Table 2. Prognostic impact of genomic markers on PFS and OS*

CI, confidence interval; GClb, obinutuzumab plus chlorambucil; HR, hazard ratio; OS, overall survival; PFS, progression-free survival; VenG, obinutuzumab plus venetoclax. *Data from Tausch, et al.2,3
Genomic marker	GClb			VenG
	HR	95% CI	p value	HR	95% CI	p value
PFS
IGHV unmutated	3.07	2.07–4.53	<0.001	2.14	1.15–3.98	0.02
Del(17p)	3.15	1.77–5.62	<0.001	3.19	1.66–6.14	0.001
Del(11q)	1.84	1.20–2.79	<0.01	1.34	0.73–2.44	—
TP53	1.66	0.95–2.90	—	2.42	1.28–4.57	<0.01
BIRC3	2.98	1.38–6.43	<0.01	1.98	0.72–5.47	—
OS
IGHV unmutated	5.67	2.59–12.41	0.01	3.52	1.53–8.17	0.23
Del(17p)	2.83	1.28–6.18	<0.01	1.61	0.74–3.52	<0.01
SF3B1	2.04	1.01–4.10	0.05	0.76	0.23–2.49	0.65
NOTCH1	1.21	0.59–2.50	0.60	1.51	0.70–3.26	0.30

In terms of OS, unmutated IGHV, del(17p), and mutated SF3B1 were prognostic factors for GClb treatment, while only del(17p) was a prognostic factor for VenG treatment.

(Structured page-parsing data)

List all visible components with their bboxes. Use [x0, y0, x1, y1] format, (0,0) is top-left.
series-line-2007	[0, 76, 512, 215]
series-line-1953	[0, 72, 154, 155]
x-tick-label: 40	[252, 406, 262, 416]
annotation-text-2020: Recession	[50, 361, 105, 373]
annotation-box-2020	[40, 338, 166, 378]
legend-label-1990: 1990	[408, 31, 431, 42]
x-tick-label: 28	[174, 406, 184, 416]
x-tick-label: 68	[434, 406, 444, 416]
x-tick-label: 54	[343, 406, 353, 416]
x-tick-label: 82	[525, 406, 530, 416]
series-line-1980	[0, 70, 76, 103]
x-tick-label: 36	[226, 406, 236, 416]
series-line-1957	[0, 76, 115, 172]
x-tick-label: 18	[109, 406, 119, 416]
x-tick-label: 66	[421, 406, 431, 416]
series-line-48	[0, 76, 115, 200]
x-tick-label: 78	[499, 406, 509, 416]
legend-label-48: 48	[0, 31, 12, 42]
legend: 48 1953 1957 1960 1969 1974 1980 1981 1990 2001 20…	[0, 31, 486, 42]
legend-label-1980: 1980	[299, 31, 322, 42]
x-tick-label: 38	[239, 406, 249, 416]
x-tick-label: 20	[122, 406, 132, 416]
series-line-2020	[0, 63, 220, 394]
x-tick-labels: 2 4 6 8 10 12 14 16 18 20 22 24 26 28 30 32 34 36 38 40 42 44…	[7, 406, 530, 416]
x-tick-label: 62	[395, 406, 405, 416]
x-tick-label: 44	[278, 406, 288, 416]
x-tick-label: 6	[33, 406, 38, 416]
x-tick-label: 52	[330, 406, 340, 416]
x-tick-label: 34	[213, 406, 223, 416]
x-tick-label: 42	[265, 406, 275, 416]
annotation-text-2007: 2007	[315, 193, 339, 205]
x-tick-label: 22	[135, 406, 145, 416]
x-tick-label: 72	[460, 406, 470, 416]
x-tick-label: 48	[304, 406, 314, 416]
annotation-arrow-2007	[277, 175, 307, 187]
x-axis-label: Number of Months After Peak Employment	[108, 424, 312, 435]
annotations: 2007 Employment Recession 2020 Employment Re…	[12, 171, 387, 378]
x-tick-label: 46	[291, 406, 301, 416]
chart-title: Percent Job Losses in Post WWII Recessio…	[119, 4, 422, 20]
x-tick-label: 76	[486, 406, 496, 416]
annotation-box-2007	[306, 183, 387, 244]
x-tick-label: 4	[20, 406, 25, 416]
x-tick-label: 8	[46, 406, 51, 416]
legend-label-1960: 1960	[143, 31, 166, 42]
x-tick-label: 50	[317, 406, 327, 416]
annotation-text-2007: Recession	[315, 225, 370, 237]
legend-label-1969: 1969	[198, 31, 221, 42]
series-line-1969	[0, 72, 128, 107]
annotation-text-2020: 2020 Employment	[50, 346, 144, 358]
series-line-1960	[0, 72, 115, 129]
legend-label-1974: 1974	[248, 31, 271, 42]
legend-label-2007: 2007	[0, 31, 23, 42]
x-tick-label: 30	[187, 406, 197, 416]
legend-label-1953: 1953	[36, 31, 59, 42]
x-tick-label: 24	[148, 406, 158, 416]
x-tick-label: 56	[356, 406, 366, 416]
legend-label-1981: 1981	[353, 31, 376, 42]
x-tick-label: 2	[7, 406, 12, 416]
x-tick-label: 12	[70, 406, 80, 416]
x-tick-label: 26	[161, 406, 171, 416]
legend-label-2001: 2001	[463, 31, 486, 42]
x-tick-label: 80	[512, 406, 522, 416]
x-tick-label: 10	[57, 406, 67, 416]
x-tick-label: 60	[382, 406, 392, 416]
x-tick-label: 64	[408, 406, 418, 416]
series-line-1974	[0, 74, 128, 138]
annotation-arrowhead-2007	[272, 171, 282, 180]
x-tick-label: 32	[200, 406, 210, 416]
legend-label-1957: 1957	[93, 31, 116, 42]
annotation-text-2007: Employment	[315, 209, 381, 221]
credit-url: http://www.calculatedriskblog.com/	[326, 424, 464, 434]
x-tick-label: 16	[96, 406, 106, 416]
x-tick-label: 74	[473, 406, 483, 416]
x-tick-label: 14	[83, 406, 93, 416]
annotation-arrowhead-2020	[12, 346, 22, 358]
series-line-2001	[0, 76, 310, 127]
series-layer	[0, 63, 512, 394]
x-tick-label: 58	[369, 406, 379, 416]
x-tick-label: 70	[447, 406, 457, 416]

▶ _WHAT TO DO_
Pick up the excerpt on the prognostic impact of genomic markers with GClb and VenG, and write what comes after its last sentence.

▶ _EXERCISE ANSWER_
When comparing VenG and GClb survival outcomes dependent on genetic subgroups, VenG was superior for patients with mutated (hazard ratio [HR], 0.25; 95% confidence interval [CI], 0.17–0.37; p < 0.001) and unmutated IGHV (HR, 0.36; 95% CI, 0.19–0.68; p < 0.001). VenG was also superior to GClb in patients with del(17p) (HR, 0.30; 95% CI, 0.12–0.74; p < 0.001).

Prognostic impact of minor vs major mutations

Patients with minor TP53 mutations (n = 11) had similar outcomes to patients with wild type TP53, which was perhaps a result of 10/11 patients not carrying del(17p). However, major mutations (n = 43) resulted in significantly reduced PFS in patients treated with GClb (HR, 2.01; p = 0.02).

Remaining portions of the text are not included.